* _INSTRUCTIONS_
(a) In the thread on mathematical notation, who is credited with the remark that O(n) should be written O(\n -> n), and in what book?
(b) Pick up the thread on mathematical notation after its final line and write what comes next.
** Start of QUOTED PASSAGE **
I've collected some examples of abuse and bad mathematical notation: http://www.math.uni-bremen.de/~thielema/Research/notation.pdf
Some of what you point out there is bad notation. Other bits point to some misunderstanding of the issues.
Starting from your original post:
f(x) \in L(\R) where f \in L(\R) is meant
F(x) = \int f(x) \dif x where x shouldn't be visible outside the integral
First, mathematicians like to write f(x) to indicate clearly that they are denoting a function.
f(x) \in L(\R) clearly denotes that f(x) is a function, that is f(x)(y) is a scalar value. There are situations where it is sensible to claim f(x) \in L(\R) so why making them more complicated by sticking to that notation in the wrong cases? f \in L(\R) is one of the examples where the _right_ notation is shorter, thus easier to read, than the _wrong_ one. Yes, I call f(x) \in L(\R) _wrong_, because it is commonly agreed that L(\R) is a set of functions and that each element of such a set is a function, thus if you write f(x) \in L(\R) then you cannot treat f(x) as a scalar value later on.
You also write
O(n) which should be O(\n -> n) (a remark by Simon Thompson in The Craft of Functional Programming)
but the only reason for this is that computer scientists don't like open terms. Since the argument to O must be a univariate function with range the Reals, then whatever is written there must *denote* such a function. The term ``n'' can only denote only one such function, \n -> n.
What about (\m -> n) ? What means O(n^m) ? O(\n -> n^m) or O(\m -> n^m) ?
Russell's work in the early 1900, "sense and denotation" are worth reading if you want to learn more about this.
Nice to know.
On your ``notation.pdf'' (link above), you have some other mis-interpretations. On p.10 you seem to think that Mathematica is a lazy language, when it is in fact an eager language.
I know that Mathematica is both eager and a mix of functional and imperative programming.
However,
subs(x=2,'diff'(ln(x),x)) ;
diff(ln(2),2) where the '' quotes mean to delay evaluation of the underlying function. On the other hand
eval('diff'(ln(x),x),x=2) ;
eval('diff'(ln(x),x),x=2) because it makes no sense to evaluate an open term which introduces a (temporary) binding for one of its variables.
** End of QUOTED PASSAGE **
** Start of EXTRACTED RECORDS **
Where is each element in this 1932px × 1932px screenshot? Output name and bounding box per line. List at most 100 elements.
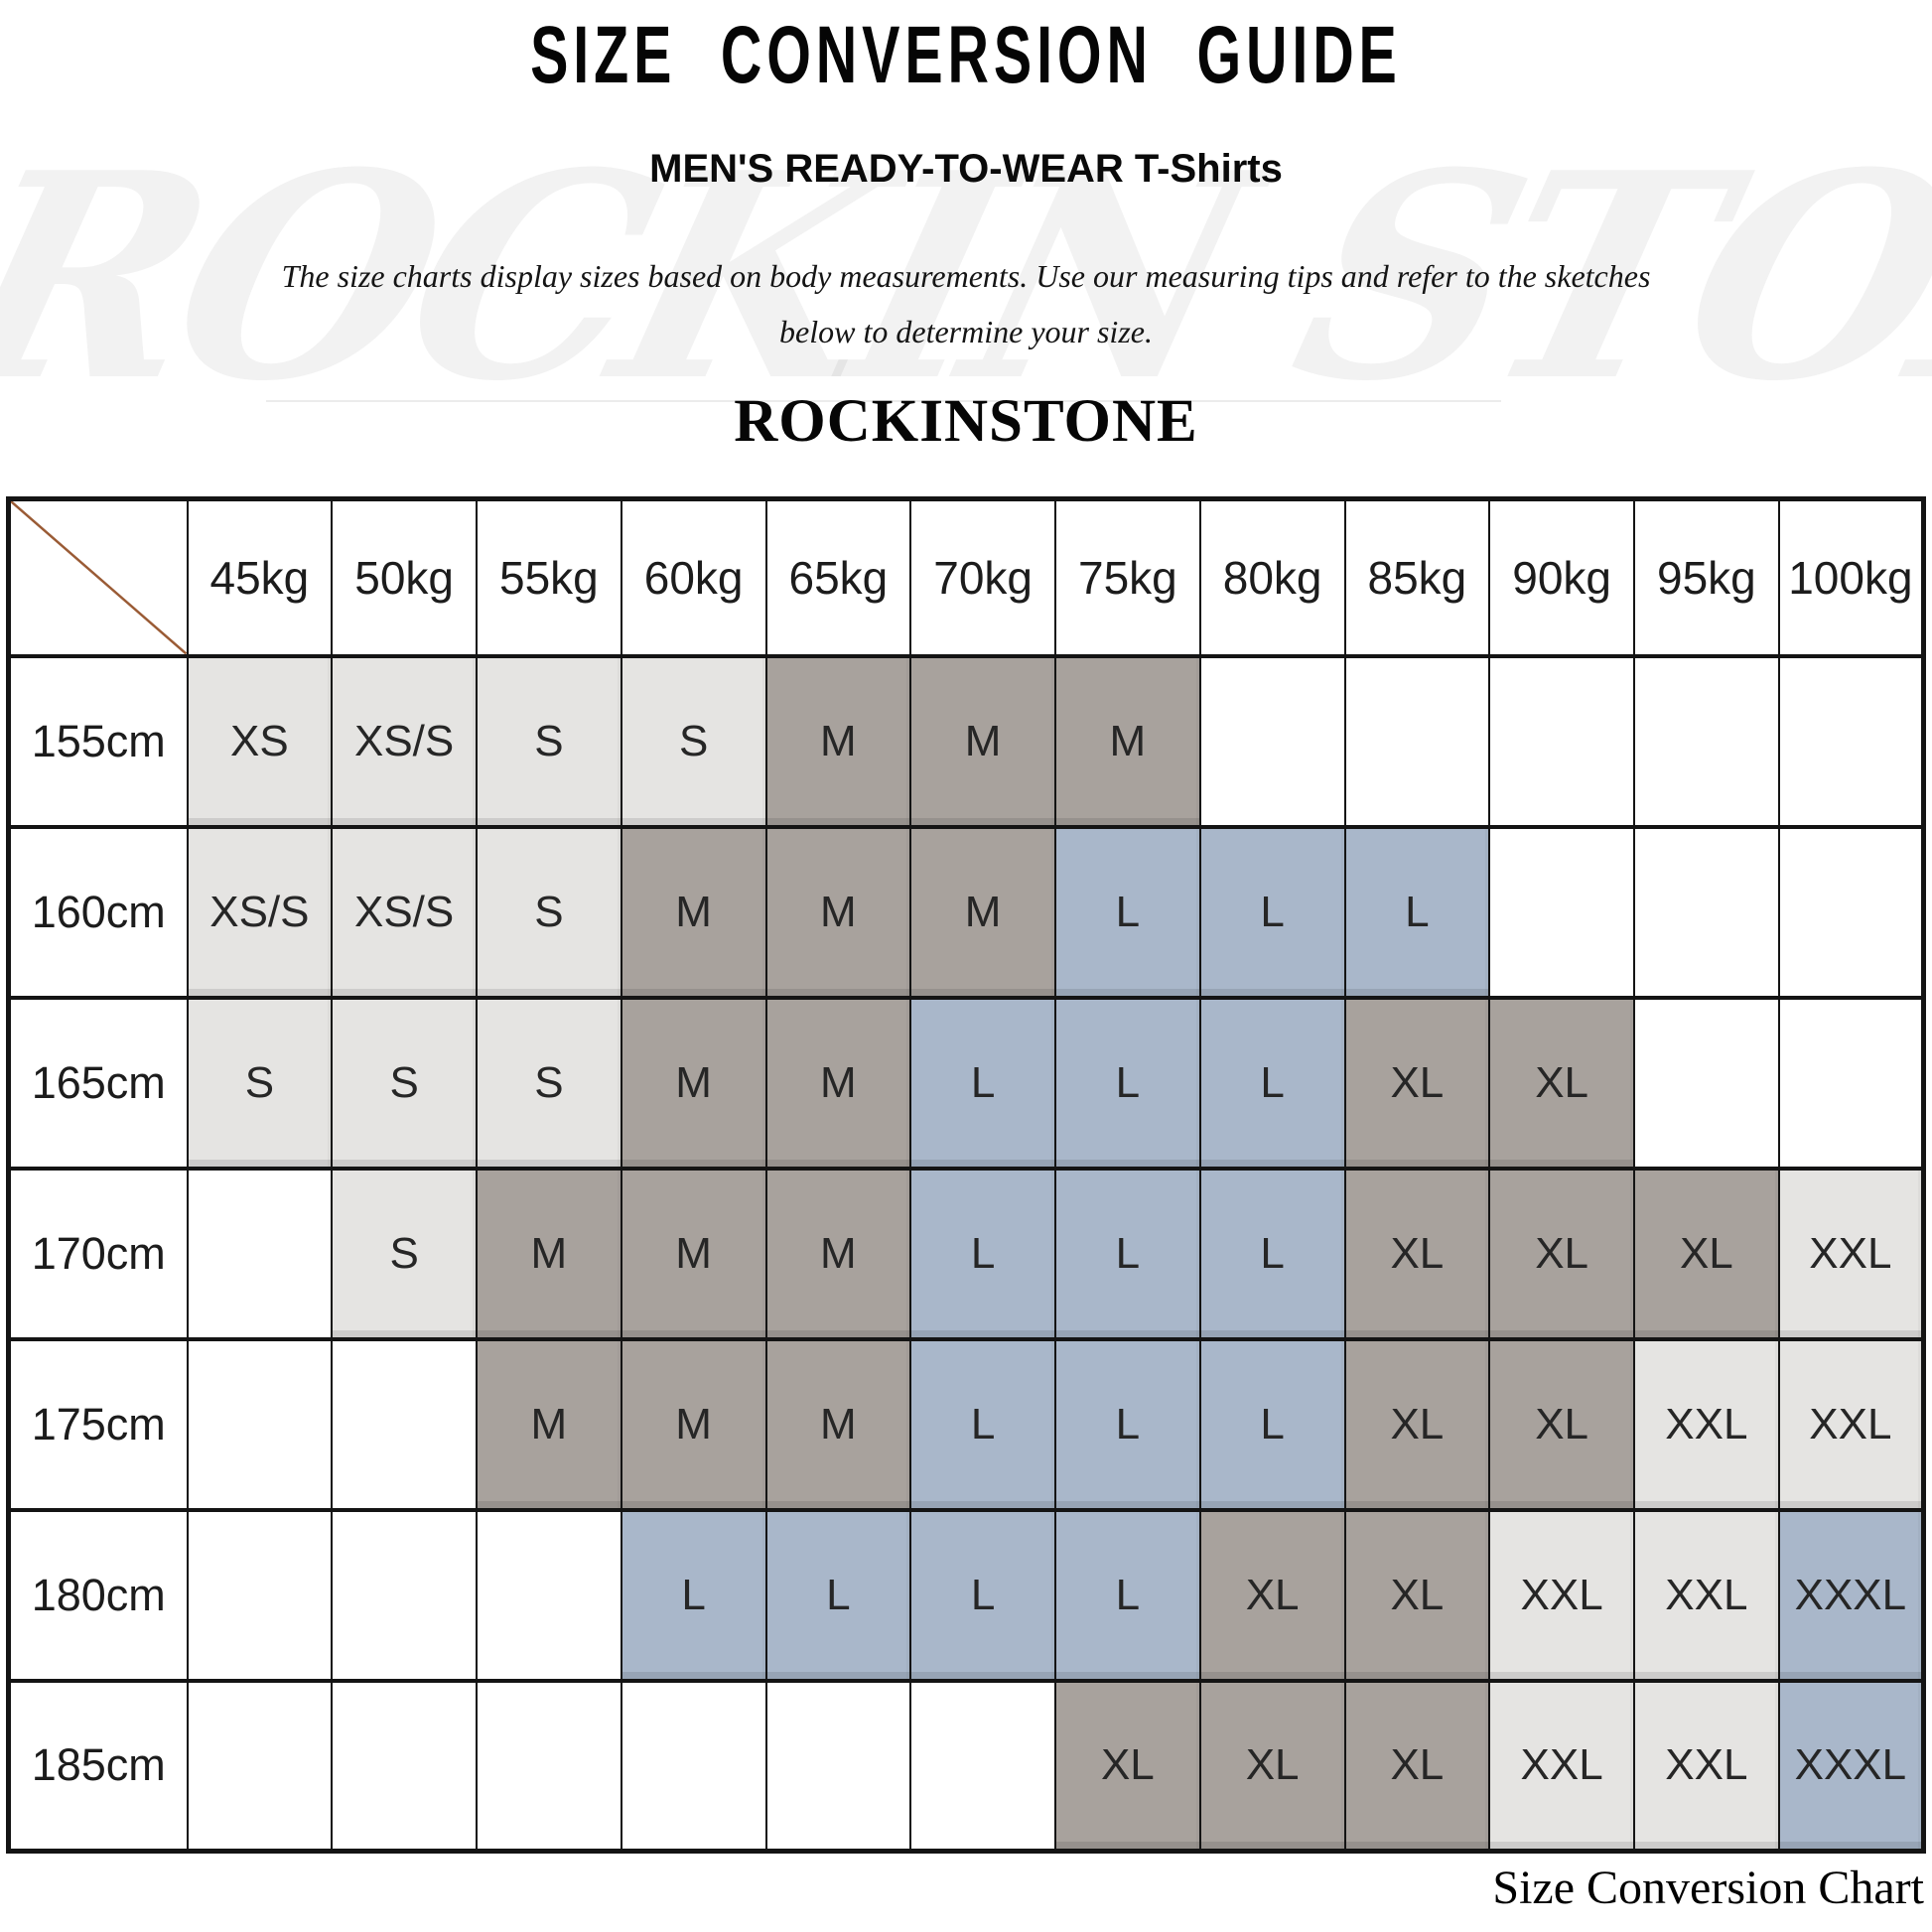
col-header-75kg: 75kg xyxy=(1054,496,1201,658)
size-cell: S xyxy=(331,1166,478,1341)
size-cell xyxy=(186,1507,334,1683)
page-subtitle: MEN'S READY-TO-WEAR T-Shirts xyxy=(649,147,1283,191)
size-cell xyxy=(1198,653,1346,829)
size-cell xyxy=(1343,653,1491,829)
size-cell: L xyxy=(1198,1166,1346,1341)
size-cell: L xyxy=(909,995,1056,1171)
description-line-2: below to determine your size. xyxy=(779,314,1153,349)
size-cell: M xyxy=(620,1336,767,1512)
size-cell: XXL xyxy=(1488,1678,1635,1854)
table-row-185cm: 185cm XL XL XL XXL XXL XXXL xyxy=(7,1678,1925,1854)
size-cell xyxy=(186,1336,334,1512)
row-header-185cm: 185cm xyxy=(7,1678,189,1854)
size-cell: XL xyxy=(1343,1507,1491,1683)
size-cell: XXXL xyxy=(1777,1507,1925,1683)
size-cell: XS/S xyxy=(331,653,478,829)
size-cell: XL xyxy=(1198,1507,1346,1683)
table-row-160cm: 160cm XS/S XS/S S M M M L L L xyxy=(7,824,1925,1000)
size-cell xyxy=(1777,995,1925,1171)
size-cell xyxy=(476,1678,622,1854)
size-cell: XXL xyxy=(1777,1336,1925,1512)
diagonal-line-icon xyxy=(11,501,187,654)
size-cell: XL xyxy=(1343,1678,1491,1854)
size-cell: L xyxy=(909,1336,1056,1512)
row-header-170cm: 170cm xyxy=(7,1166,189,1341)
size-cell: L xyxy=(1198,824,1346,1000)
description: The size charts display sizes based on b… xyxy=(0,248,1932,359)
description-line-1: The size charts display sizes based on b… xyxy=(281,258,1651,294)
size-cell: L xyxy=(909,1507,1056,1683)
size-cell: M xyxy=(764,653,912,829)
size-cell: M xyxy=(620,995,767,1171)
size-cell: M xyxy=(620,824,767,1000)
size-cell xyxy=(331,1507,478,1683)
row-header-175cm: 175cm xyxy=(7,1336,189,1512)
col-header-90kg: 90kg xyxy=(1488,496,1635,658)
size-cell xyxy=(1488,824,1635,1000)
size-cell: L xyxy=(1054,1507,1201,1683)
size-cell: L xyxy=(620,1507,767,1683)
size-cell xyxy=(1488,653,1635,829)
size-cell: XL xyxy=(1488,1336,1635,1512)
size-cell: L xyxy=(909,1166,1056,1341)
col-header-65kg: 65kg xyxy=(764,496,912,658)
size-cell: L xyxy=(1054,1166,1201,1341)
size-cell: S xyxy=(331,995,478,1171)
col-header-45kg: 45kg xyxy=(186,496,334,658)
table-row-170cm: 170cm S M M M L L L XL XL XL XXL xyxy=(7,1166,1925,1341)
table-row-180cm: 180cm L L L L XL XL XXL XXL XXXL xyxy=(7,1507,1925,1683)
col-header-100kg: 100kg xyxy=(1777,496,1925,658)
diagonal-divider xyxy=(11,501,187,654)
size-cell: L xyxy=(1198,995,1346,1171)
size-cell: XXXL xyxy=(1777,1678,1925,1854)
page-title-text: SIZE CONVERSION GUIDE xyxy=(530,10,1402,100)
size-cell xyxy=(1633,653,1780,829)
size-conversion-table: 45kg 50kg 55kg 60kg 65kg 70kg 75kg 80kg … xyxy=(6,496,1926,1854)
size-cell xyxy=(1777,653,1925,829)
size-cell: XL xyxy=(1343,1166,1491,1341)
chart-caption: Size Conversion Chart xyxy=(1492,1862,1924,1914)
size-cell xyxy=(764,1678,912,1854)
size-cell xyxy=(909,1678,1056,1854)
size-cell xyxy=(1633,995,1780,1171)
row-header-155cm: 155cm xyxy=(7,653,189,829)
col-header-85kg: 85kg xyxy=(1343,496,1491,658)
size-cell: XL xyxy=(1488,995,1635,1171)
size-cell xyxy=(1633,824,1780,1000)
divider xyxy=(266,400,1501,402)
size-cell: XL xyxy=(1343,1336,1491,1512)
size-cell: XS/S xyxy=(186,824,334,1000)
size-cell xyxy=(331,1336,478,1512)
size-cell: XS xyxy=(186,653,334,829)
size-cell: XXL xyxy=(1488,1507,1635,1683)
size-cell: M xyxy=(476,1166,622,1341)
size-cell: S xyxy=(476,995,622,1171)
size-cell: M xyxy=(764,824,912,1000)
size-cell: XL xyxy=(1343,995,1491,1171)
size-cell: M xyxy=(620,1166,767,1341)
row-header-160cm: 160cm xyxy=(7,824,189,1000)
col-header-60kg: 60kg xyxy=(620,496,767,658)
size-cell: M xyxy=(909,824,1056,1000)
size-cell: L xyxy=(1054,1336,1201,1512)
size-cell: XL xyxy=(1633,1166,1780,1341)
page-title: SIZE CONVERSION GUIDE xyxy=(0,8,1932,103)
size-cell xyxy=(1777,824,1925,1000)
size-cell xyxy=(476,1507,622,1683)
col-header-80kg: 80kg xyxy=(1198,496,1346,658)
table-row-155cm: 155cm XS XS/S S S M M M xyxy=(7,653,1925,829)
size-cell: L xyxy=(1343,824,1491,1000)
size-cell xyxy=(186,1678,334,1854)
size-cell: L xyxy=(764,1507,912,1683)
size-cell xyxy=(186,1166,334,1341)
size-cell: XXL xyxy=(1633,1507,1780,1683)
size-cell: M xyxy=(764,1166,912,1341)
size-cell: XXL xyxy=(1777,1166,1925,1341)
size-cell: L xyxy=(1054,824,1201,1000)
size-cell: M xyxy=(764,995,912,1171)
size-cell: L xyxy=(1054,995,1201,1171)
size-cell: M xyxy=(909,653,1056,829)
table-header-row: 45kg 50kg 55kg 60kg 65kg 70kg 75kg 80kg … xyxy=(7,496,1925,658)
table-row-165cm: 165cm S S S M M L L L XL XL xyxy=(7,995,1925,1171)
col-header-70kg: 70kg xyxy=(909,496,1056,658)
** End of EXTRACTED RECORDS **
* _ANSWERS BY TASK_
(a) Simon Thompson, in The Craft of Functional Programming.

(b)
That's what I dislike: To overcome particular problems, patches like quotes and eval are introduced. They are rather hard to combine, hard to nest. I spent hours to explain Mathematica expressions that I had clearly in my mind. We can have a very clean solution without quotes and subs and eval by just considering functions as regular mathematical objects.
Note that without access to terms, it is not possible to write a function like diff (or derive as you phrase it, or D as Mathematica calls it). Mathematician's diff looks like it is has signature diff: function -> function, but it in fact is treated more often as having signature diff: function_denotation -> function_denotation.
Fine, let's consider this example in detail: If I write + in Mathematica, I know that the value of the resulting expression will be the sum of the values of the expressions of the operands. This is true independent from the particular expressions of the operands. This constraint makes working with algebraic formulas very handy. If I write f(4) or f(2+2) in mathematics doesn't matter, both denote the same value independent of f because 4 and 2+2 denote the same value. If x=4 then f(x) denotes the same value as f(4). In Haskell this constraint is fulfilled and it is essential for the simplification rules that GHC applies. I like to have this behaviour for derivation, too. So of what type must be the parameter of 'derive'? A scalar expression with a free variable or a function expression? The designers of Mathematica and Maple decided for the first alternative. But the derivation function D breaks the constraint of free combineability. If x=4 then D[x,x] is 0 or an error (I can't check it currently), if x is not bound to a value it is 1. What I suggest is that derivation should be limitted to functions. If two expressions denote the same function, then D will derive two expressions, that may not be equal but denote the same function. Indeed, the implementation of D must know the expression of the function to give the result as a formula, but if it only knows the set of argument-value-pairs it would work, too. This is the view on functions which Fourier brought to us. Before Fourier only functions given as analytical terms were considered as functions. The definition of the differential quotient don't need the particular expression for a function, it doesn't even require that there is an explicit expression. This means, the derived function will depend only on the function to be derived! Following this paradigm, Simplify must implement the identity function (identity with respect to the value, not identity with respect to the expression) and ReplaceAll should be replaced by function application.
You also seem to assume that set theory is the only axiomatization of mathematics that counts (on p.31).
I'm also aware of Russell's type theory, but my impression is that set theory is the most popular one.
I do not see functions A -> B as somehow being subsets of powerset(A x B). That to me is one possible 'implementation' of functions. This identification is just as faulty as the one you point out on p.14 of the naturals not ``really'' being a subset of the rationals. In both cases, there is a natural embedding taking place, but it is not the identity.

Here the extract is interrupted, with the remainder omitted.